Required work :: Apart from the pictures, please restate every entry below exactly.

[Page text dataset records]
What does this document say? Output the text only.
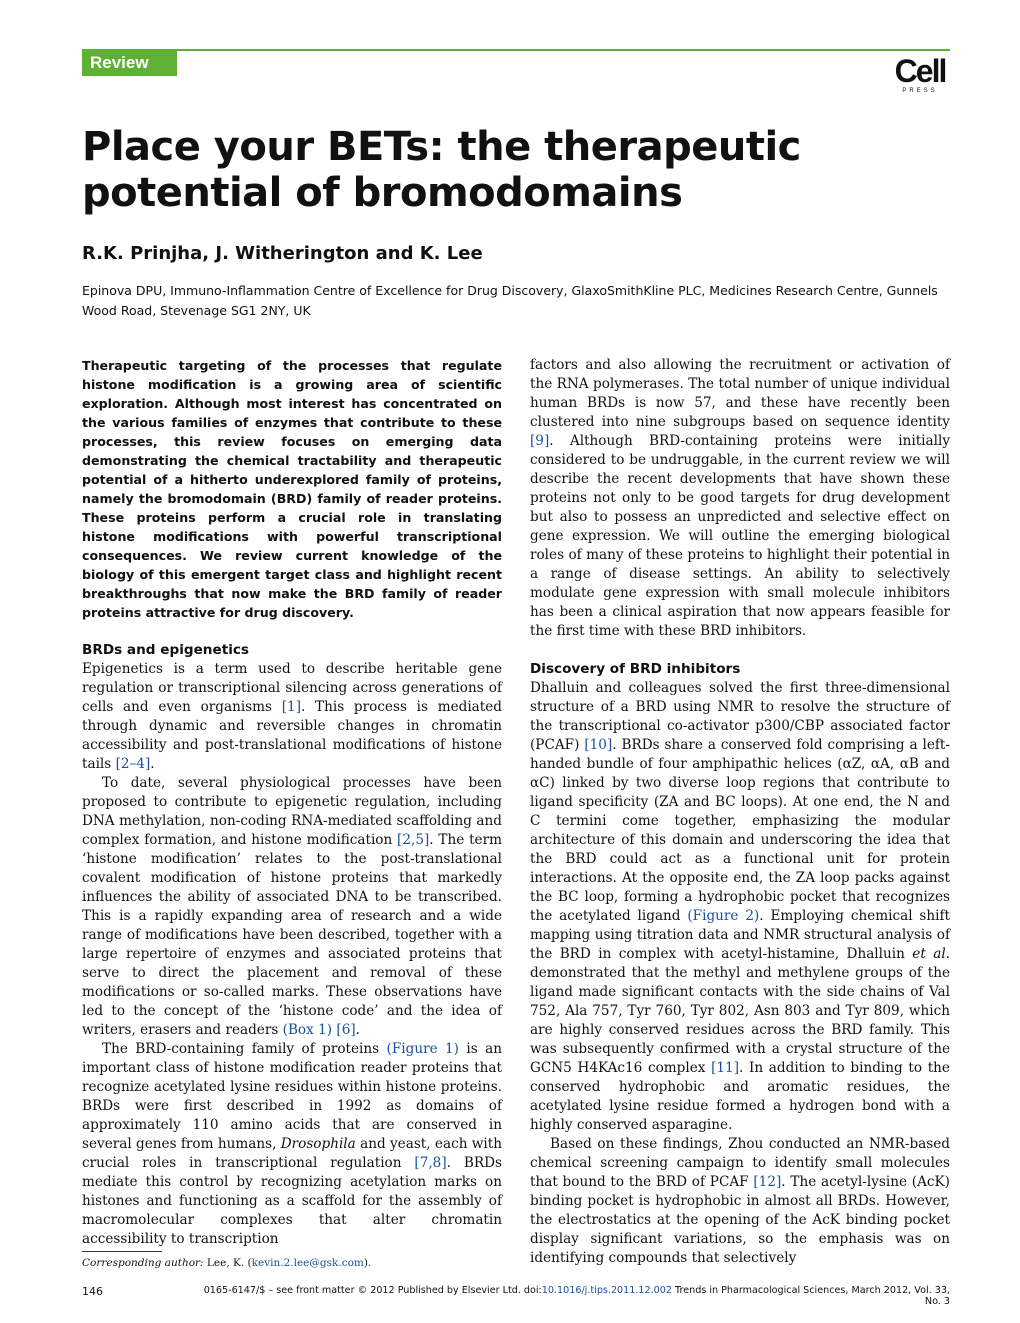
Review	Cell
PRESS
Place your BETs: the therapeutic potential of bromodomains
R.K. Prinjha, J. Witherington and K. Lee
Epinova DPU, Immuno-Inflammation Centre of Excellence for Drug Discovery, GlaxoSmithKline PLC, Medicines Research Centre, Gunnels Wood Road, Stevenage SG1 2NY, UK

Therapeutic targeting of the processes that regulate histone modification is a growing area of scientific exploration. Although most interest has concentrated on the various families of enzymes that contribute to these processes, this review focuses on emerging data demonstrating the chemical tractability and therapeutic potential of a hitherto underexplored family of proteins, namely the bromodomain (BRD) family of reader proteins. These proteins perform a crucial role in translating histone modifications with powerful transcriptional consequences. We review current knowledge of the biology of this emergent target class and highlight recent breakthroughs that now make the BRD family of reader proteins attractive for drug discovery.

BRDs and epigenetics

Epigenetics is a term used to describe heritable gene regulation or transcriptional silencing across generations of cells and even organisms [1]. This process is mediated through dynamic and reversible changes in chromatin accessibility and post-translational modifications of histone tails [2–4].

To date, several physiological processes have been proposed to contribute to epigenetic regulation, including DNA methylation, non-coding RNA-mediated scaffolding and complex formation, and histone modification [2,5]. The term ‘histone modification’ relates to the post-translational covalent modification of histone proteins that markedly influences the ability of associated DNA to be transcribed. This is a rapidly expanding area of research and a wide range of modifications have been described, together with a large repertoire of enzymes and associated proteins that serve to direct the placement and removal of these modifications or so-called marks. These observations have led to the concept of the ‘histone code’ and the idea of writers, erasers and readers (Box 1) [6].

The BRD-containing family of proteins (Figure 1) is an important class of histone modification reader proteins that recognize acetylated lysine residues within histone proteins. BRDs were first described in 1992 as domains of approximately 110 amino acids that are conserved in several genes from humans, Drosophila and yeast, each with crucial roles in transcriptional regulation [7,8]. BRDs mediate this control by recognizing acetylation marks on histones and functioning as a scaffold for the assembly of macromolecular complexes that alter chromatin accessibility to transcription

factors and also allowing the recruitment or activation of the RNA polymerases. The total number of unique individual human BRDs is now 57, and these have recently been clustered into nine subgroups based on sequence identity [9]. Although BRD-containing proteins were initially considered to be undruggable, in the current review we will describe the recent developments that have shown these proteins not only to be good targets for drug development but also to possess an unpredicted and selective effect on gene expression. We will outline the emerging biological roles of many of these proteins to highlight their potential in a range of disease settings. An ability to selectively modulate gene expression with small molecule inhibitors has been a clinical aspiration that now appears feasible for the first time with these BRD inhibitors.

Discovery of BRD inhibitors

Dhalluin and colleagues solved the first three-dimensional structure of a BRD using NMR to resolve the structure of the transcriptional co-activator p300/CBP associated factor (PCAF) [10]. BRDs share a conserved fold comprising a left-handed bundle of four amphipathic helices (αZ, αA, αB and αC) linked by two diverse loop regions that contribute to ligand specificity (ZA and BC loops). At one end, the N and C termini come together, emphasizing the modular architecture of this domain and underscoring the idea that the BRD could act as a functional unit for protein interactions. At the opposite end, the ZA loop packs against the BC loop, forming a hydrophobic pocket that recognizes the acetylated ligand (Figure 2). Employing chemical shift mapping using titration data and NMR structural analysis of the BRD in complex with acetyl-histamine, Dhalluin et al. demonstrated that the methyl and methylene groups of the ligand made significant contacts with the side chains of Val 752, Ala 757, Tyr 760, Tyr 802, Asn 803 and Tyr 809, which are highly conserved residues across the BRD family. This was subsequently confirmed with a crystal structure of the GCN5 H4KAc16 complex [11]. In addition to binding to the conserved hydrophobic and aromatic residues, the acetylated lysine residue formed a hydrogen bond with a highly conserved asparagine.

Based on these findings, Zhou conducted an NMR-based chemical screening campaign to identify small molecules that bound to the BRD of PCAF [12]. The acetyl-lysine (AcK) binding pocket is hydrophobic in almost all BRDs. However, the electrostatics at the opening of the AcK binding pocket display significant variations, so the emphasis was on identifying compounds that selectively

Corresponding author: Lee, K. (kevin.2.lee@gsk.com).
146	0165-6147/$ – see front matter © 2012 Published by Elsevier Ltd. doi:10.1016/j.tips.2011.12.002 Trends in Pharmacological Sciences, March 2012, Vol. 33, No. 3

Completed task ::
What does this document say? Output the text only.
Review	Cell
PRESS
Place your BETs: the therapeutic potential of bromodomains
R.K. Prinjha, J. Witherington and K. Lee
Epinova DPU, Immuno-Inflammation Centre of Excellence for Drug Discovery, GlaxoSmithKline PLC, Medicines Research Centre, Gunnels Wood Road, Stevenage SG1 2NY, UK

Therapeutic targeting of the processes that regulate histone modification is a growing area of scientific exploration. Although most interest has concentrated on the various families of enzymes that contribute to these processes, this review focuses on emerging data demonstrating the chemical tractability and therapeutic potential of a hitherto underexplored family of proteins, namely the bromodomain (BRD) family of reader proteins. These proteins perform a crucial role in translating histone modifications with powerful transcriptional consequences. We review current knowledge of the biology of this emergent target class and highlight recent breakthroughs that now make the BRD family of reader proteins attractive for drug discovery.

BRDs and epigenetics

Epigenetics is a term used to describe heritable gene regulation or transcriptional silencing across generations of cells and even organisms [1]. This process is mediated through dynamic and reversible changes in chromatin accessibility and post-translational modifications of histone tails [2–4].

To date, several physiological processes have been proposed to contribute to epigenetic regulation, including DNA methylation, non-coding RNA-mediated scaffolding and complex formation, and histone modification [2,5]. The term ‘histone modification’ relates to the post-translational covalent modification of histone proteins that markedly influences the ability of associated DNA to be transcribed. This is a rapidly expanding area of research and a wide range of modifications have been described, together with a large repertoire of enzymes and associated proteins that serve to direct the placement and removal of these modifications or so-called marks. These observations have led to the concept of the ‘histone code’ and the idea of writers, erasers and readers (Box 1) [6].

The BRD-containing family of proteins (Figure 1) is an important class of histone modification reader proteins that recognize acetylated lysine residues within histone proteins. BRDs were first described in 1992 as domains of approximately 110 amino acids that are conserved in several genes from humans, Drosophila and yeast, each with crucial roles in transcriptional regulation [7,8]. BRDs mediate this control by recognizing acetylation marks on histones and functioning as a scaffold for the assembly of macromolecular complexes that alter chromatin accessibility to transcription

factors and also allowing the recruitment or activation of the RNA polymerases. The total number of unique individual human BRDs is now 57, and these have recently been clustered into nine subgroups based on sequence identity [9]. Although BRD-containing proteins were initially considered to be undruggable, in the current review we will describe the recent developments that have shown these proteins not only to be good targets for drug development but also to possess an unpredicted and selective effect on gene expression. We will outline the emerging biological roles of many of these proteins to highlight their potential in a range of disease settings. An ability to selectively modulate gene expression with small molecule inhibitors has been a clinical aspiration that now appears feasible for the first time with these BRD inhibitors.

Discovery of BRD inhibitors

Dhalluin and colleagues solved the first three-dimensional structure of a BRD using NMR to resolve the structure of the transcriptional co-activator p300/CBP associated factor (PCAF) [10]. BRDs share a conserved fold comprising a left-handed bundle of four amphipathic helices (αZ, αA, αB and αC) linked by two diverse loop regions that contribute to ligand specificity (ZA and BC loops). At one end, the N and C termini come together, emphasizing the modular architecture of this domain and underscoring the idea that the BRD could act as a functional unit for protein interactions. At the opposite end, the ZA loop packs against the BC loop, forming a hydrophobic pocket that recognizes the acetylated ligand (Figure 2). Employing chemical shift mapping using titration data and NMR structural analysis of the BRD in complex with acetyl-histamine, Dhalluin et al. demonstrated that the methyl and methylene groups of the ligand made significant contacts with the side chains of Val 752, Ala 757, Tyr 760, Tyr 802, Asn 803 and Tyr 809, which are highly conserved residues across the BRD family. This was subsequently confirmed with a crystal structure of the GCN5 H4KAc16 complex [11]. In addition to binding to the conserved hydrophobic and aromatic residues, the acetylated lysine residue formed a hydrogen bond with a highly conserved asparagine.

Based on these findings, Zhou conducted an NMR-based chemical screening campaign to identify small molecules that bound to the BRD of PCAF [12]. The acetyl-lysine (AcK) binding pocket is hydrophobic in almost all BRDs. However, the electrostatics at the opening of the AcK binding pocket display significant variations, so the emphasis was on identifying compounds that selectively

Corresponding author: Lee, K. (kevin.2.lee@gsk.com).
146	0165-6147/$ – see front matter © 2012 Published by Elsevier Ltd. doi:10.1016/j.tips.2011.12.002 Trends in Pharmacological Sciences, March 2012, Vol. 33, No. 3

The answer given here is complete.